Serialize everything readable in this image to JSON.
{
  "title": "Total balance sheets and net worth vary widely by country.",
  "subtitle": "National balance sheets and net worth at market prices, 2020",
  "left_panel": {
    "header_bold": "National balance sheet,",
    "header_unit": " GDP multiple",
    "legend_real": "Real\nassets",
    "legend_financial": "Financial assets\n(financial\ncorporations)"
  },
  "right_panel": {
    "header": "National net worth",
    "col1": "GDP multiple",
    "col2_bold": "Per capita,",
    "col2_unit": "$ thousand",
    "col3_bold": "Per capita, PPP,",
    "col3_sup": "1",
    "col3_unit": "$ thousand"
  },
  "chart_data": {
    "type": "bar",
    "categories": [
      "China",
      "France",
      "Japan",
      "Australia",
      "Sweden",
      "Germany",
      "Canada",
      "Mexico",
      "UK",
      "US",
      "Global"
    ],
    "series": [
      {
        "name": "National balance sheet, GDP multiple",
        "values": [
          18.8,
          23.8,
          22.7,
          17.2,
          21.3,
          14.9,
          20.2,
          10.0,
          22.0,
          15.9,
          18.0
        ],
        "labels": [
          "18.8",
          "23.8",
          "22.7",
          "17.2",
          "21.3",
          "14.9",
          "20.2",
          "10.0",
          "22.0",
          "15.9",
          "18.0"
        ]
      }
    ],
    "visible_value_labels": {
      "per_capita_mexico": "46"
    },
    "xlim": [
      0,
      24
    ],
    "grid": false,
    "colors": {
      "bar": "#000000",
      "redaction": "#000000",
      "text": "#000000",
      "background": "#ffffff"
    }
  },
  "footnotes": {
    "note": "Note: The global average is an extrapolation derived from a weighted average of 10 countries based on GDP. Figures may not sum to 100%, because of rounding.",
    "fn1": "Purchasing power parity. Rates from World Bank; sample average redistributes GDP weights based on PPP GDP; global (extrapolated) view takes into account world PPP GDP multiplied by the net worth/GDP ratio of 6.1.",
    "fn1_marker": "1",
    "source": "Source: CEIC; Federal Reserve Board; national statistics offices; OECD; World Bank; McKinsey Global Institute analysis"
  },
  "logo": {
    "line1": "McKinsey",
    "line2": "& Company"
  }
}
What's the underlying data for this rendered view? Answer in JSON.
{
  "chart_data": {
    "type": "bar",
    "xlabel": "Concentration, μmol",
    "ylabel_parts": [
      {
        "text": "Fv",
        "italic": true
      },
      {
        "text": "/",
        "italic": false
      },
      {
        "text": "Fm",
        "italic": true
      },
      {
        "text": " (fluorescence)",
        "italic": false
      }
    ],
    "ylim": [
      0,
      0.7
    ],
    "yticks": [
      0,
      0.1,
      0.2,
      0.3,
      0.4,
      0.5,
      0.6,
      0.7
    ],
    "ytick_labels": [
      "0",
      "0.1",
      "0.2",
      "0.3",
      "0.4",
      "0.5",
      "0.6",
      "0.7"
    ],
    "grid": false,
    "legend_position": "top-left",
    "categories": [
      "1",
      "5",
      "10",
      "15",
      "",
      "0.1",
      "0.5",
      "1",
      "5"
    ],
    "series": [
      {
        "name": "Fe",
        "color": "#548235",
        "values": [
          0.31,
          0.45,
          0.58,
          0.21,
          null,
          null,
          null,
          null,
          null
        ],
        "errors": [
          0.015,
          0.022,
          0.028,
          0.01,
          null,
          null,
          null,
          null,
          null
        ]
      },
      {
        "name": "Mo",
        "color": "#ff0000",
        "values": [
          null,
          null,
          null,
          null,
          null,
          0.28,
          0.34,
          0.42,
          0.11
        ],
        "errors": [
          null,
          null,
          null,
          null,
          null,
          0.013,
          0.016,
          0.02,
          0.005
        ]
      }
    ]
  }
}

※

AIM: Extract the full listing and reproduce each line exactly.

ANSWER IN FULL:
Serialize everything readable in this image to JSON.
{
  "title": "Total balance sheets and net worth vary widely by country.",
  "subtitle": "National balance sheets and net worth at market prices, 2020",
  "left_panel": {
    "header_bold": "National balance sheet,",
    "header_unit": " GDP multiple",
    "legend_real": "Real\nassets",
    "legend_financial": "Financial assets\n(financial\ncorporations)"
  },
  "right_panel": {
    "header": "National net worth",
    "col1": "GDP multiple",
    "col2_bold": "Per capita,",
    "col2_unit": "$ thousand",
    "col3_bold": "Per capita, PPP,",
    "col3_sup": "1",
    "col3_unit": "$ thousand"
  },
  "chart_data": {
    "type": "bar",
    "categories": [
      "China",
      "France",
      "Japan",
      "Australia",
      "Sweden",
      "Germany",
      "Canada",
      "Mexico",
      "UK",
      "US",
      "Global"
    ],
    "series": [
      {
        "name": "National balance sheet, GDP multiple",
        "values": [
          18.8,
          23.8,
          22.7,
          17.2,
          21.3,
          14.9,
          20.2,
          10.0,
          22.0,
          15.9,
          18.0
        ],
        "labels": [
          "18.8",
          "23.8",
          "22.7",
          "17.2",
          "21.3",
          "14.9",
          "20.2",
          "10.0",
          "22.0",
          "15.9",
          "18.0"
        ]
      }
    ],
    "visible_value_labels": {
      "per_capita_mexico": "46"
    },
    "xlim": [
      0,
      24
    ],
    "grid": false,
    "colors": {
      "bar": "#000000",
      "redaction": "#000000",
      "text": "#000000",
      "background": "#ffffff"
    }
  },
  "footnotes": {
    "note": "Note: The global average is an extrapolation derived from a weighted average of 10 countries based on GDP. Figures may not sum to 100%, because of rounding.",
    "fn1": "Purchasing power parity. Rates from World Bank; sample average redistributes GDP weights based on PPP GDP; global (extrapolated) view takes into account world PPP GDP multiplied by the net worth/GDP ratio of 6.1.",
    "fn1_marker": "1",
    "source": "Source: CEIC; Federal Reserve Board; national statistics offices; OECD; World Bank; McKinsey Global Institute analysis"
  },
  "logo": {
    "line1": "McKinsey",
    "line2": "& Company"
  }
}
What's the underlying data for this rendered view? Answer in JSON.
{
  "chart_data": {
    "type": "bar",
    "xlabel": "Concentration, μmol",
    "ylabel_parts": [
      {
        "text": "Fv",
        "italic": true
      },
      {
        "text": "/",
        "italic": false
      },
      {
        "text": "Fm",
        "italic": true
      },
      {
        "text": " (fluorescence)",
        "italic": false
      }
    ],
    "ylim": [
      0,
      0.7
    ],
    "yticks": [
      0,
      0.1,
      0.2,
      0.3,
      0.4,
      0.5,
      0.6,
      0.7
    ],
    "ytick_labels": [
      "0",
      "0.1",
      "0.2",
      "0.3",
      "0.4",
      "0.5",
      "0.6",
      "0.7"
    ],
    "grid": false,
    "legend_position": "top-left",
    "categories": [
      "1",
      "5",
      "10",
      "15",
      "",
      "0.1",
      "0.5",
      "1",
      "5"
    ],
    "series": [
      {
        "name": "Fe",
        "color": "#548235",
        "values": [
          0.31,
          0.45,
          0.58,
          0.21,
          null,
          null,
          null,
          null,
          null
        ],
        "errors": [
          0.015,
          0.022,
          0.028,
          0.01,
          null,
          null,
          null,
          null,
          null
        ]
      },
      {
        "name": "Mo",
        "color": "#ff0000",
        "values": [
          null,
          null,
          null,
          null,
          null,
          0.28,
          0.34,
          0.42,
          0.11
        ],
        "errors": [
          null,
          null,
          null,
          null,
          null,
          0.013,
          0.016,
          0.02,
          0.005
        ]
      }
    ]
  }
}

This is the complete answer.